TO DO:
List, from the lines below, each one with "color" in it.

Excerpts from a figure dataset
= = = =

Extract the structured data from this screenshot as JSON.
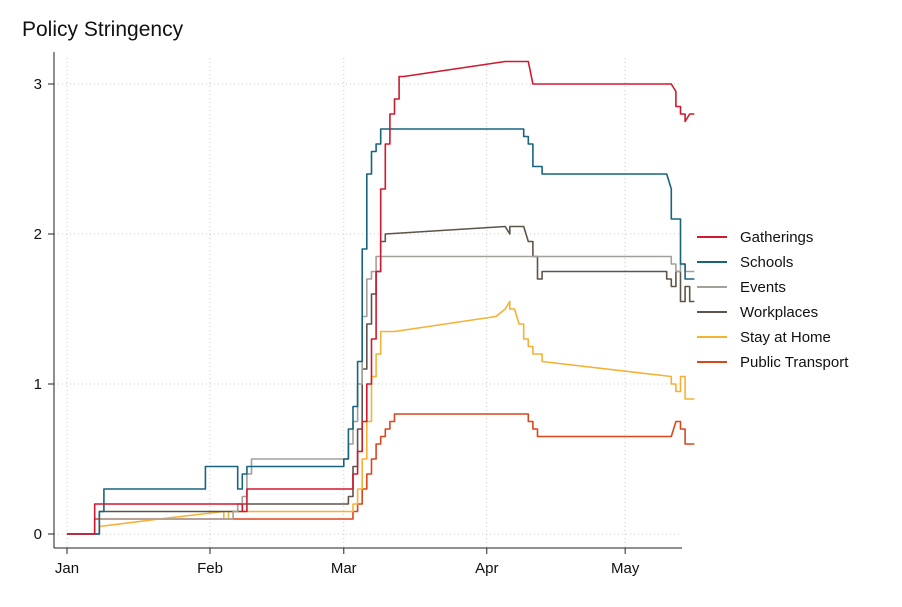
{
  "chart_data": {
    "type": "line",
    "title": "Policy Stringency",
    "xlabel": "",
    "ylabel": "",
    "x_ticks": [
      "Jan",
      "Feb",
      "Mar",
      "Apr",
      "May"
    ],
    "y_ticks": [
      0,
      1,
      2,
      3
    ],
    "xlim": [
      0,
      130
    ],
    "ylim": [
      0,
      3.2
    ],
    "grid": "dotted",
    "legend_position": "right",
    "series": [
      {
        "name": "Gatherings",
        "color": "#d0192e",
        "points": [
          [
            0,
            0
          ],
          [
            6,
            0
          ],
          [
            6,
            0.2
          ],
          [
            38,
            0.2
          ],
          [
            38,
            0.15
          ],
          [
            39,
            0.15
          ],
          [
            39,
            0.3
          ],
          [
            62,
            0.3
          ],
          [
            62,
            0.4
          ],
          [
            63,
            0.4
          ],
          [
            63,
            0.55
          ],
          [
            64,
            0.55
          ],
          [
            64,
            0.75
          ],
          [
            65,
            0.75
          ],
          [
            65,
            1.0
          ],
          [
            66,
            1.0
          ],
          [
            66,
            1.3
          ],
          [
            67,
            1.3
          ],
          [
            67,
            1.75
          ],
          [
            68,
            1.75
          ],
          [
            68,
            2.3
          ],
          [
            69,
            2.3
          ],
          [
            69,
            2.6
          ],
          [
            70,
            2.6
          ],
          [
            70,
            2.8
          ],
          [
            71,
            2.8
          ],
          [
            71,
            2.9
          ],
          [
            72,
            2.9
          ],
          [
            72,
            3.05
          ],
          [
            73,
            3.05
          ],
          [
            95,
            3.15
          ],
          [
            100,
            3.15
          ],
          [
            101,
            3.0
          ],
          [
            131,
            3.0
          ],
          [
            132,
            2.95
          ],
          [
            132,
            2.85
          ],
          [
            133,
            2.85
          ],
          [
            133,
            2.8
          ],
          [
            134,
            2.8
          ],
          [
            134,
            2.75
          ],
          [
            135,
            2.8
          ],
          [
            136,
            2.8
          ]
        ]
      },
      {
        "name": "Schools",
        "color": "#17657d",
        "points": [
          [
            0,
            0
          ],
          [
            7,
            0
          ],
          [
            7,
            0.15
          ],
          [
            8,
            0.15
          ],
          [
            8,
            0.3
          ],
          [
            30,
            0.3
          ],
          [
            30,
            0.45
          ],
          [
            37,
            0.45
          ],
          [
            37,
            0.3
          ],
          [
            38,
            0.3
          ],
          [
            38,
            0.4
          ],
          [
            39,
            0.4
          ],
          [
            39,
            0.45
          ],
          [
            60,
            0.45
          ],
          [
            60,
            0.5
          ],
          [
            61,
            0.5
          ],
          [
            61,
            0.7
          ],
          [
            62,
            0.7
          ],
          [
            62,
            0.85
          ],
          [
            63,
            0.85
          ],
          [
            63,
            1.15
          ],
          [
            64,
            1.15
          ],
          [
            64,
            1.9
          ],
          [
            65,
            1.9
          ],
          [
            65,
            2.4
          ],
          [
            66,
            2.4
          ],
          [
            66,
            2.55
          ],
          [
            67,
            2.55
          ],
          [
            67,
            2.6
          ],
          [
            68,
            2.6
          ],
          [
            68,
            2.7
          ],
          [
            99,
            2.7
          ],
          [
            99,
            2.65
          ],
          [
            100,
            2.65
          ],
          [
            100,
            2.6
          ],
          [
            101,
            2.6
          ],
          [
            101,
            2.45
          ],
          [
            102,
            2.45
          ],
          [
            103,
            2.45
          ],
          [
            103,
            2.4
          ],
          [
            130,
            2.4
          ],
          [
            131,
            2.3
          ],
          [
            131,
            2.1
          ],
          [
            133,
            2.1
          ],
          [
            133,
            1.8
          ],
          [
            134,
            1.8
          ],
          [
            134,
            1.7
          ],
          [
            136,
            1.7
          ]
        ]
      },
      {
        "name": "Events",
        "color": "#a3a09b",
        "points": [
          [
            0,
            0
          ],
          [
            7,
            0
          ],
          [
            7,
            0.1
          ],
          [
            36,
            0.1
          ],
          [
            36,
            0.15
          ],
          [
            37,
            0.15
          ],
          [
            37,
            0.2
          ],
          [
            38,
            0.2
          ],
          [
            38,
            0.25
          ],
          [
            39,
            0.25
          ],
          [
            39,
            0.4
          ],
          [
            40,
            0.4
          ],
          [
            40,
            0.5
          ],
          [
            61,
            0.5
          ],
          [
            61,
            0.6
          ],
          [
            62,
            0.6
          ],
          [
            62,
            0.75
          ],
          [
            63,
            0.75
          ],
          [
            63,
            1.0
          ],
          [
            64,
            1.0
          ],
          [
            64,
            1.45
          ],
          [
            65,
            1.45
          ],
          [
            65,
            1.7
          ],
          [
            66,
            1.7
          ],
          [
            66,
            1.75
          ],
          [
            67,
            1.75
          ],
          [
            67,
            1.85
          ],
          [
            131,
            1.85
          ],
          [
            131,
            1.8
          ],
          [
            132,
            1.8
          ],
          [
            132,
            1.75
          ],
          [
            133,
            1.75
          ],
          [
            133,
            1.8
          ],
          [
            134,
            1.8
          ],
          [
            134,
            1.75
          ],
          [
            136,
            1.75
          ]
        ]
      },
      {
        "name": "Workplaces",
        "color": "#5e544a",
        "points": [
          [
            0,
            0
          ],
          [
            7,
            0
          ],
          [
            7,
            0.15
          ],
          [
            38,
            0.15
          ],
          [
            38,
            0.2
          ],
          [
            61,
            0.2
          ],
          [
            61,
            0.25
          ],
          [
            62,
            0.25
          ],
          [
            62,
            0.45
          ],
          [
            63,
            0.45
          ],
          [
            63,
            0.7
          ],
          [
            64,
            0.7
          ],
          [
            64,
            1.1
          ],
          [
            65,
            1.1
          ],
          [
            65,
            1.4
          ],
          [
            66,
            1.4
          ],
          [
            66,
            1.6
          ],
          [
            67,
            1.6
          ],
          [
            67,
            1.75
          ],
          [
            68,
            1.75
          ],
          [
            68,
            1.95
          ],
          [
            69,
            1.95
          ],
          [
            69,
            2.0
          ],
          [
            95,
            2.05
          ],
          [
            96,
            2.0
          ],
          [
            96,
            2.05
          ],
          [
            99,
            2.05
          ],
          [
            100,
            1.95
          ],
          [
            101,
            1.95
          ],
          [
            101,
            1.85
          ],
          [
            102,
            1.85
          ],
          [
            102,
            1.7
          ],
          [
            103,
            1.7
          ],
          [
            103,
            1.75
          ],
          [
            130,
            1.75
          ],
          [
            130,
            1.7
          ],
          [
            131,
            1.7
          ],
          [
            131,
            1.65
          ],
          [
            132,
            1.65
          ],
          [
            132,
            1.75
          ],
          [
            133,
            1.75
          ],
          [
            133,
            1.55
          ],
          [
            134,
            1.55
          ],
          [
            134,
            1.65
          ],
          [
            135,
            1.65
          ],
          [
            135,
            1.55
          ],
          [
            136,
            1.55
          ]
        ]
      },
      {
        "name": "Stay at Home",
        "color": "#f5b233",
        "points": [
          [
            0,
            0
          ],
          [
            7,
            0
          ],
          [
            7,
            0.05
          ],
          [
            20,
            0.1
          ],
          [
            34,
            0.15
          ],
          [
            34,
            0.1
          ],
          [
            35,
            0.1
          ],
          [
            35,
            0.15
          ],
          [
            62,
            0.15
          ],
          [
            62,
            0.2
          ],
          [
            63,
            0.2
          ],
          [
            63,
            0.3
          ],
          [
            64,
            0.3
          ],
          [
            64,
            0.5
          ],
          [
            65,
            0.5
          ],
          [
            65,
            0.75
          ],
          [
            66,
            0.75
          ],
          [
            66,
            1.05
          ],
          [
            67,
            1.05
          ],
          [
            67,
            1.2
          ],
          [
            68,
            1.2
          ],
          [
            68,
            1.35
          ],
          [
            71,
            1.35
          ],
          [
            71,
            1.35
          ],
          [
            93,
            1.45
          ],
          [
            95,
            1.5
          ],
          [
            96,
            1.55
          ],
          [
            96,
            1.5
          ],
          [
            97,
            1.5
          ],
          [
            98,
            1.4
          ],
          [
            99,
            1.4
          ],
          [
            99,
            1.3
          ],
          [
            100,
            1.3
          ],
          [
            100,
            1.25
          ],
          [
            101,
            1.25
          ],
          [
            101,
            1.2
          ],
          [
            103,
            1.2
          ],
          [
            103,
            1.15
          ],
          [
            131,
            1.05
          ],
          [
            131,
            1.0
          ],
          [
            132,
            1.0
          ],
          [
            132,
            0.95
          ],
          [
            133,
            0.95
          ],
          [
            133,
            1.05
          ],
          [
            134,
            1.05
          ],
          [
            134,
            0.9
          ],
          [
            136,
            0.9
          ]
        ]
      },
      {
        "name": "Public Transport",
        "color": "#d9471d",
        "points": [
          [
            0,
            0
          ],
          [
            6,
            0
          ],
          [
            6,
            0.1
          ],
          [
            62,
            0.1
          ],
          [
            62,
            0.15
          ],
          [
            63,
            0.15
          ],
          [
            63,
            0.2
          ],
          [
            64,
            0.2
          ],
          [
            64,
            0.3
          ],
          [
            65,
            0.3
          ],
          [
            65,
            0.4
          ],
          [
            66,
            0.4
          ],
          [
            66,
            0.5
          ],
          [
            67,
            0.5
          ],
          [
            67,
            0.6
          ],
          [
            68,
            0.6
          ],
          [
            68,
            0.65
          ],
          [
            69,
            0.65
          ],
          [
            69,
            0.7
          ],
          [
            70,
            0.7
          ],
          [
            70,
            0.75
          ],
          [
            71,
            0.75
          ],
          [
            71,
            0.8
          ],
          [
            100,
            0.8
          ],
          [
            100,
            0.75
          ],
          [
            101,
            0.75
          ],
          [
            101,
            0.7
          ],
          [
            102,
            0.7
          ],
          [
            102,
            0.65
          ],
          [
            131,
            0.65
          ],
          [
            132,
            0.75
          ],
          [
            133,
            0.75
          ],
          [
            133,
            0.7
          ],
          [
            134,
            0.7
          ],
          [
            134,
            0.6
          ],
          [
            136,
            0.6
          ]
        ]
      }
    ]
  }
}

= = = =

THE ANSWER:
        "color": "#d0192e",
        "color": "#17657d",
        "color": "#a3a09b",
        "color": "#5e544a",
        "color": "#f5b233",
        "color": "#d9471d",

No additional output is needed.